*REQUIREMENTS*: Your task is to write out exactly the lines from the line containing "What text is on this page?" through the end of the records, inclusive at both ends.

Records from a dataset:
>> begin

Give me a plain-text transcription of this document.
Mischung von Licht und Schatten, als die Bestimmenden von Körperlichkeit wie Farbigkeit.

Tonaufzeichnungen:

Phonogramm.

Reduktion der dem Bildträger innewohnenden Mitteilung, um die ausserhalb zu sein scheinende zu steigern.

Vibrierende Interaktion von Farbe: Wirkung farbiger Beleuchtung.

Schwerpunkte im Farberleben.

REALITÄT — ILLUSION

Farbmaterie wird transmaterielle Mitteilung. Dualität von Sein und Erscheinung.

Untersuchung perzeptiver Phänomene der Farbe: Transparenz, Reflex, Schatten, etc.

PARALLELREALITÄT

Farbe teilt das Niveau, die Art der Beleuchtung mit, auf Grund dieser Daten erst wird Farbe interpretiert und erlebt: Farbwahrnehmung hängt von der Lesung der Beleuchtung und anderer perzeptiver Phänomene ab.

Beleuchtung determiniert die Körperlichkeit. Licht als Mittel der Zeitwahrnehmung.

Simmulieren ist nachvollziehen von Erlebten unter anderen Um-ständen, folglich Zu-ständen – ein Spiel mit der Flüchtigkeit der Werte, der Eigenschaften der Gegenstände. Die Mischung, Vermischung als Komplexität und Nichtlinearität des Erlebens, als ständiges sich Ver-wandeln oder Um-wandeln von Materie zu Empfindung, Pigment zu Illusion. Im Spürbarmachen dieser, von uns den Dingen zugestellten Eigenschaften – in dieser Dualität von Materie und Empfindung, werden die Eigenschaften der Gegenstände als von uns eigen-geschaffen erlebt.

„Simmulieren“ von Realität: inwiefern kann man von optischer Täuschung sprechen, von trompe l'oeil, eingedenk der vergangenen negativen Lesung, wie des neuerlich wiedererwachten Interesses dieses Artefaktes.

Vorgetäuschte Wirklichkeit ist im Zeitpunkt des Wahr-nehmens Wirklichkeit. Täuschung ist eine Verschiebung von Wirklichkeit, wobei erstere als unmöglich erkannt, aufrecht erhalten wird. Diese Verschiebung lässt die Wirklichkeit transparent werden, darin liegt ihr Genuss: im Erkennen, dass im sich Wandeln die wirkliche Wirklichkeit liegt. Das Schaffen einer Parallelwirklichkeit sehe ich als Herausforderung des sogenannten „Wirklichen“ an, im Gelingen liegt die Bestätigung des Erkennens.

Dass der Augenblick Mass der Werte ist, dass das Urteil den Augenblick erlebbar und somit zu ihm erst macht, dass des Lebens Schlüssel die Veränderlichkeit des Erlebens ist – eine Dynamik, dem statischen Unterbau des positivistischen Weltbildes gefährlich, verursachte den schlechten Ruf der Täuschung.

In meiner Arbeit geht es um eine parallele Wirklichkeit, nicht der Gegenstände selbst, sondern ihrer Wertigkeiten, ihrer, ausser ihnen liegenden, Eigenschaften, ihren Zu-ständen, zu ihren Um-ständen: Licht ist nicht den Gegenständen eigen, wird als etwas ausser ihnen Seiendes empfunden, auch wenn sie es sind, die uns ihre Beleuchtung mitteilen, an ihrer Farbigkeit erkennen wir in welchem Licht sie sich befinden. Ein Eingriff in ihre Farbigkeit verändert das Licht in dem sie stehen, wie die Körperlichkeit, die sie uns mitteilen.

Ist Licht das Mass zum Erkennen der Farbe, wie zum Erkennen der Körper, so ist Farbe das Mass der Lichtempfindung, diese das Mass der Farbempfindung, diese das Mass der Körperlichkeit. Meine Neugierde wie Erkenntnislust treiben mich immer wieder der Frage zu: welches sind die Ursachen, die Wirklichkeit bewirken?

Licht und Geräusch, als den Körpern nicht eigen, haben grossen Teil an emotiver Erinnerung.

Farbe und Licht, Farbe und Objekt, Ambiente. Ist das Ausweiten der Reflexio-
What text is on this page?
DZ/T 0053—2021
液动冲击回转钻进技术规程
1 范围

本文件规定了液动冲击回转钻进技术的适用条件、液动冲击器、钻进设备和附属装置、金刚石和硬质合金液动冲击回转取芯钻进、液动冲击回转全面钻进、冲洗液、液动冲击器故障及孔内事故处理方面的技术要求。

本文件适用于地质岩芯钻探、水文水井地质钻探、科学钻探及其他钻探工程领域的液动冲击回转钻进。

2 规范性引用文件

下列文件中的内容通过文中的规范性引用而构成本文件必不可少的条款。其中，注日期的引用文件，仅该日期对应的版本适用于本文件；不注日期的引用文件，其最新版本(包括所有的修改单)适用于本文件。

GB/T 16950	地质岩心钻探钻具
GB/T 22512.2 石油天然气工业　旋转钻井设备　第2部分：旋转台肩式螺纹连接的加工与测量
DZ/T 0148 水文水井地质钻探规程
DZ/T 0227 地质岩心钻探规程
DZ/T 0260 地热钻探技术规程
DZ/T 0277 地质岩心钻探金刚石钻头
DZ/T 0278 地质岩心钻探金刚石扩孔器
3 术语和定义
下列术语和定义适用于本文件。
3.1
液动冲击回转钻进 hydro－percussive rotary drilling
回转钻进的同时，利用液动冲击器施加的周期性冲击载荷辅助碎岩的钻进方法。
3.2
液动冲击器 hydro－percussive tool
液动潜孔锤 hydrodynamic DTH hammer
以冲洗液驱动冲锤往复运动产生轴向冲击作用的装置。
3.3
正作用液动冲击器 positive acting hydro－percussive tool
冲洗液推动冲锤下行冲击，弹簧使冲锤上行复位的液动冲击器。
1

>> end

*SOLUTION TO THIS TASK*:
What text is on this page?
DZ/T 0053—2021
液动冲击回转钻进技术规程
1 范围

本文件规定了液动冲击回转钻进技术的适用条件、液动冲击器、钻进设备和附属装置、金刚石和硬质合金液动冲击回转取芯钻进、液动冲击回转全面钻进、冲洗液、液动冲击器故障及孔内事故处理方面的技术要求。

本文件适用于地质岩芯钻探、水文水井地质钻探、科学钻探及其他钻探工程领域的液动冲击回转钻进。

2 规范性引用文件

下列文件中的内容通过文中的规范性引用而构成本文件必不可少的条款。其中，注日期的引用文件，仅该日期对应的版本适用于本文件；不注日期的引用文件，其最新版本(包括所有的修改单)适用于本文件。

GB/T 16950	地质岩心钻探钻具
GB/T 22512.2 石油天然气工业　旋转钻井设备　第2部分：旋转台肩式螺纹连接的加工与测量
DZ/T 0148 水文水井地质钻探规程
DZ/T 0227 地质岩心钻探规程
DZ/T 0260 地热钻探技术规程
DZ/T 0277 地质岩心钻探金刚石钻头
DZ/T 0278 地质岩心钻探金刚石扩孔器
3 术语和定义
下列术语和定义适用于本文件。
3.1
液动冲击回转钻进 hydro－percussive rotary drilling
回转钻进的同时，利用液动冲击器施加的周期性冲击载荷辅助碎岩的钻进方法。
3.2
液动冲击器 hydro－percussive tool
液动潜孔锤 hydrodynamic DTH hammer
以冲洗液驱动冲锤往复运动产生轴向冲击作用的装置。
3.3
正作用液动冲击器 positive acting hydro－percussive tool
冲洗液推动冲锤下行冲击，弹簧使冲锤上行复位的液动冲击器。
1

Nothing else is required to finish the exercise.